AIM OF THE EXERCISE> Copy every line below exactly.

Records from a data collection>
--- START ---
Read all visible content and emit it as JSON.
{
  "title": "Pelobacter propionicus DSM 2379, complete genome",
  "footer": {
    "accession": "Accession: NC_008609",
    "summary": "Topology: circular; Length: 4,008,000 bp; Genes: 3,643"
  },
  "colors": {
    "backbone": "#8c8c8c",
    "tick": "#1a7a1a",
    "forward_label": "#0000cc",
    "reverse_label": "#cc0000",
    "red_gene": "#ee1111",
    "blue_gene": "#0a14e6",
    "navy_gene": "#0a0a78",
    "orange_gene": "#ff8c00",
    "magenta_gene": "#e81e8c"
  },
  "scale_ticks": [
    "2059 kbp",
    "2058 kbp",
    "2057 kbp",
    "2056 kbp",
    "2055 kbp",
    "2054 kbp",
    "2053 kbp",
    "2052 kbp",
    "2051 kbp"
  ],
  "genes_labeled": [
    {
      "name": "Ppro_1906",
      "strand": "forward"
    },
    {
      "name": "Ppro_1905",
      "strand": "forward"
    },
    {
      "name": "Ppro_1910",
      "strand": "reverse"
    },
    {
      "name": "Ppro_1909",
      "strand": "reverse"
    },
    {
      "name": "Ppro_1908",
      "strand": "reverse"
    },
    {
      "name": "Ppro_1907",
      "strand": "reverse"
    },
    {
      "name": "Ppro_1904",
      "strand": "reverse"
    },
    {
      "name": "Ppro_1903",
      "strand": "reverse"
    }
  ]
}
--- END ---
TASK ANSWER>
Read all visible content and emit it as JSON.
{
  "title": "Pelobacter propionicus DSM 2379, complete genome",
  "footer": {
    "accession": "Accession: NC_008609",
    "summary": "Topology: circular; Length: 4,008,000 bp; Genes: 3,643"
  },
  "colors": {
    "backbone": "#8c8c8c",
    "tick": "#1a7a1a",
    "forward_label": "#0000cc",
    "reverse_label": "#cc0000",
    "red_gene": "#ee1111",
    "blue_gene": "#0a14e6",
    "navy_gene": "#0a0a78",
    "orange_gene": "#ff8c00",
    "magenta_gene": "#e81e8c"
  },
  "scale_ticks": [
    "2059 kbp",
    "2058 kbp",
    "2057 kbp",
    "2056 kbp",
    "2055 kbp",
    "2054 kbp",
    "2053 kbp",
    "2052 kbp",
    "2051 kbp"
  ],
  "genes_labeled": [
    {
      "name": "Ppro_1906",
      "strand": "forward"
    },
    {
      "name": "Ppro_1905",
      "strand": "forward"
    },
    {
      "name": "Ppro_1910",
      "strand": "reverse"
    },
    {
      "name": "Ppro_1909",
      "strand": "reverse"
    },
    {
      "name": "Ppro_1908",
      "strand": "reverse"
    },
    {
      "name": "Ppro_1907",
      "strand": "reverse"
    },
    {
      "name": "Ppro_1904",
      "strand": "reverse"
    },
    {
      "name": "Ppro_1903",
      "strand": "reverse"
    }
  ]
}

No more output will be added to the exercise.